_YOUR INSTRUCTIONS_:
Go through the listing below and gather every line with the word "Aguiar".

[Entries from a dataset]
======
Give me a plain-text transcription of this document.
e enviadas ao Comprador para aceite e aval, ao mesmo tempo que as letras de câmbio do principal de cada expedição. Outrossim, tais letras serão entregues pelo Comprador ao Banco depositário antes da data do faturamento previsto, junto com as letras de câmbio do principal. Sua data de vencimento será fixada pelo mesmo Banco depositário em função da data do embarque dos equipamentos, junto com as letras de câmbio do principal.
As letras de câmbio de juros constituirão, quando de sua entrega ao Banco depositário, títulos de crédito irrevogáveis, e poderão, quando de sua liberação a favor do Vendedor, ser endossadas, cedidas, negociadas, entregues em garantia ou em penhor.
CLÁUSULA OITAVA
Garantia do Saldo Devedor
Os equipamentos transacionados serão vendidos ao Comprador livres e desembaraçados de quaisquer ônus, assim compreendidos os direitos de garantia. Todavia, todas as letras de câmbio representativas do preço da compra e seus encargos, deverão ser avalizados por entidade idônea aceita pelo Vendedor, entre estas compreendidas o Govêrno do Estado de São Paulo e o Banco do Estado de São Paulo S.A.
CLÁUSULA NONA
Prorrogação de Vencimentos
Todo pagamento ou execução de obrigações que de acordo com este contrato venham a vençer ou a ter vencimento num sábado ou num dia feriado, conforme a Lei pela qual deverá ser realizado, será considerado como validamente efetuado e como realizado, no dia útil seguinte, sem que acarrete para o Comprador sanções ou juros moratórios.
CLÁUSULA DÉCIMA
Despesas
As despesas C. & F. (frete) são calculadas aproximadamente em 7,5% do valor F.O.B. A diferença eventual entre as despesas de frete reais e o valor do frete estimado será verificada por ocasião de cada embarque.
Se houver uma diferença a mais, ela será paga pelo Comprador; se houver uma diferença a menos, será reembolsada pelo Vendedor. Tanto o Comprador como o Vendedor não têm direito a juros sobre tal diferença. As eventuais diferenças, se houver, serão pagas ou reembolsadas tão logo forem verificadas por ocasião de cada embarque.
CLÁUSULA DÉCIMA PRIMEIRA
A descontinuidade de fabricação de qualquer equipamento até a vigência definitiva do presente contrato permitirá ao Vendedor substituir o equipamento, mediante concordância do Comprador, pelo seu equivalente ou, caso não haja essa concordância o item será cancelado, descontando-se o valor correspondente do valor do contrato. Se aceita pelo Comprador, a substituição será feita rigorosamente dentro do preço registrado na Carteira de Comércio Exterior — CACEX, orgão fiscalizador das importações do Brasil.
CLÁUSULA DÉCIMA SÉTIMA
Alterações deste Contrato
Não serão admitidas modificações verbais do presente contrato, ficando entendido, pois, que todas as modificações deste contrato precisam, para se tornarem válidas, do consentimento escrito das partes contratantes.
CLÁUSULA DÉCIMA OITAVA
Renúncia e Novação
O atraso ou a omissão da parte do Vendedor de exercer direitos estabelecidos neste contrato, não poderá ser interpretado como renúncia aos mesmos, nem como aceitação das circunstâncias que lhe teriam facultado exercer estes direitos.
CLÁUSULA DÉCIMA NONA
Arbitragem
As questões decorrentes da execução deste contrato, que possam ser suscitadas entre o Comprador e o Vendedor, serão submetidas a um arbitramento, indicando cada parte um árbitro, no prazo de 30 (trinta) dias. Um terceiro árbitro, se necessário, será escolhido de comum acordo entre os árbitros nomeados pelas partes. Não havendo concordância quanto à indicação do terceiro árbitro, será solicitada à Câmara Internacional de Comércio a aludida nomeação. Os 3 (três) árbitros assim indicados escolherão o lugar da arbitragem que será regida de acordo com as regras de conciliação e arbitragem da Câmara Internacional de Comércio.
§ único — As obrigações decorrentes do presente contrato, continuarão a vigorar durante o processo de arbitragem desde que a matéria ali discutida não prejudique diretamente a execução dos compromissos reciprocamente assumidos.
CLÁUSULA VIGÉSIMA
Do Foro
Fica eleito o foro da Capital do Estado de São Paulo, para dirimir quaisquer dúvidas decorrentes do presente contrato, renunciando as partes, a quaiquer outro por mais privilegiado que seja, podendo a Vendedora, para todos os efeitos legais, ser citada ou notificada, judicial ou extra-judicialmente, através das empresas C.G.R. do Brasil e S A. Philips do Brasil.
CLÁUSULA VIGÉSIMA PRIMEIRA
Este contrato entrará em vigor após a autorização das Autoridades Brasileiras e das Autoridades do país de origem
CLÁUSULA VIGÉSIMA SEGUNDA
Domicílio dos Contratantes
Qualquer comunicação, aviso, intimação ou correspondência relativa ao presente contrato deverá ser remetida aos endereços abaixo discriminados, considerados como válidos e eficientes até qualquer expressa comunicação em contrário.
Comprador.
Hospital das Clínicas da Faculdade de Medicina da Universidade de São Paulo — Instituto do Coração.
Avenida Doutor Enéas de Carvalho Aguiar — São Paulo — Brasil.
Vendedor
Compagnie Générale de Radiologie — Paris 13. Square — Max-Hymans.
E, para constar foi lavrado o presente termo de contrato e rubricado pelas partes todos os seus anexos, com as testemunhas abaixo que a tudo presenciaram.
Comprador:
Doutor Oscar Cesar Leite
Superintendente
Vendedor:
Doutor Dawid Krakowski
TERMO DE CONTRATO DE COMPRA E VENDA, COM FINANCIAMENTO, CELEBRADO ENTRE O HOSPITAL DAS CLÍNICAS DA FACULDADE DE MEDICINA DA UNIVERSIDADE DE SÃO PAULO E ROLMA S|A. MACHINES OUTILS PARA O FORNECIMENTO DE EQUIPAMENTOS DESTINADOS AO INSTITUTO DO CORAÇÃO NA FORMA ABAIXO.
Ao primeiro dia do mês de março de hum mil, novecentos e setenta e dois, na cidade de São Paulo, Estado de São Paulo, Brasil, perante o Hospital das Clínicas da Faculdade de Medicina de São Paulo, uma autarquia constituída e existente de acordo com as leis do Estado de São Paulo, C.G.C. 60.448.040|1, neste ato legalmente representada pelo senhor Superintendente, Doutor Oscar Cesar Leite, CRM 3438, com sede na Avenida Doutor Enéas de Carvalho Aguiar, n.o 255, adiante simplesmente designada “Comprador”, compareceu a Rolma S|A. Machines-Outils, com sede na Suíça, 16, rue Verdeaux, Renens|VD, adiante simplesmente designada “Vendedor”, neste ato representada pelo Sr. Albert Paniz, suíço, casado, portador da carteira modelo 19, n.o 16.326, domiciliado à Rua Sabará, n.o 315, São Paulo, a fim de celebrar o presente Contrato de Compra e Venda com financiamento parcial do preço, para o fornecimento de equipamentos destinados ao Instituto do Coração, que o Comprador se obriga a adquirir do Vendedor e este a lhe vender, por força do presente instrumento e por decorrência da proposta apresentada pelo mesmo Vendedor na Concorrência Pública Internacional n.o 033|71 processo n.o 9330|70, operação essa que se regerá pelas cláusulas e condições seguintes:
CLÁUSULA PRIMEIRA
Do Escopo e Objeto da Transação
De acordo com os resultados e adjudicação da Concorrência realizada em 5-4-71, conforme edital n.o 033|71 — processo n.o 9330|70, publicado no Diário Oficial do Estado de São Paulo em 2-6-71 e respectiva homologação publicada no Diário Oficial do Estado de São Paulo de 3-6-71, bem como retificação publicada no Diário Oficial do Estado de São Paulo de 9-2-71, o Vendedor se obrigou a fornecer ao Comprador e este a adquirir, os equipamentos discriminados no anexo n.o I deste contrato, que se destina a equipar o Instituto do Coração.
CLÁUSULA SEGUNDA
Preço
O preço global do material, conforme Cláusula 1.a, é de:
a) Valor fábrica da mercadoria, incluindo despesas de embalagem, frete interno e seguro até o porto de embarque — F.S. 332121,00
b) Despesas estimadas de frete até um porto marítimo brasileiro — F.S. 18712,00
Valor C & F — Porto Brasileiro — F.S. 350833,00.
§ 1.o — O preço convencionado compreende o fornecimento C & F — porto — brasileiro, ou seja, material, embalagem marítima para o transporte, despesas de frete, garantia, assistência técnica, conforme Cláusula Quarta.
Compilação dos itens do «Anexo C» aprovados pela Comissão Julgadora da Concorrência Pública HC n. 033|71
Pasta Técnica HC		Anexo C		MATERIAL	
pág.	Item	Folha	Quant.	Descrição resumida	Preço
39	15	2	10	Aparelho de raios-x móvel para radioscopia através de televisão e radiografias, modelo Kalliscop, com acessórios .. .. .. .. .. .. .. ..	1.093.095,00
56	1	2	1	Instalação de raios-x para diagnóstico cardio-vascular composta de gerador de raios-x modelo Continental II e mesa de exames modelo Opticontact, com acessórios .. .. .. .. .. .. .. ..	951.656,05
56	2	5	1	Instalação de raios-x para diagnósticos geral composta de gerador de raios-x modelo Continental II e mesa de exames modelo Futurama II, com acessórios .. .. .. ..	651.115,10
======
_TASK RESULT_:
Avenida Doutor Enéas de Carvalho Aguiar — São Paulo — Brasil.
Ao primeiro dia do mês de março de hum mil, novecentos e setenta e dois, na cidade de São Paulo, Estado de São Paulo, Brasil, perante o Hospital das Clínicas da Faculdade de Medicina de São Paulo, uma autarquia constituída e existente de acordo com as leis do Estado de São Paulo, C.G.C. 60.448.040|1, neste ato legalmente representada pelo senhor Superintendente, Doutor Oscar Cesar Leite, CRM 3438, com sede na Avenida Doutor Enéas de Carvalho Aguiar, n.o 255, adiante simplesmente designada “Comprador”, compareceu a Rolma S|A. Machines-Outils, com sede na Suíça, 16, rue Verdeaux, Renens|VD, adiante simplesmente designada “Vendedor”, neste ato representada pelo Sr. Albert Paniz, suíço, casado, portador da carteira modelo 19, n.o 16.326, domiciliado à Rua Sabará, n.o 315, São Paulo, a fim de celebrar o presente Contrato de Compra e Venda com financiamento parcial do preço, para o fornecimento de equipamentos destinados ao Instituto do Coração, que o Comprador se obriga a adquirir do Vendedor e este a lhe vender, por força do presente instrumento e por decorrência da proposta apresentada pelo mesmo Vendedor na Concorrência Pública Internacional n.o 033|71 processo n.o 9330|70, operação essa que se regerá pelas cláusulas e condições seguintes:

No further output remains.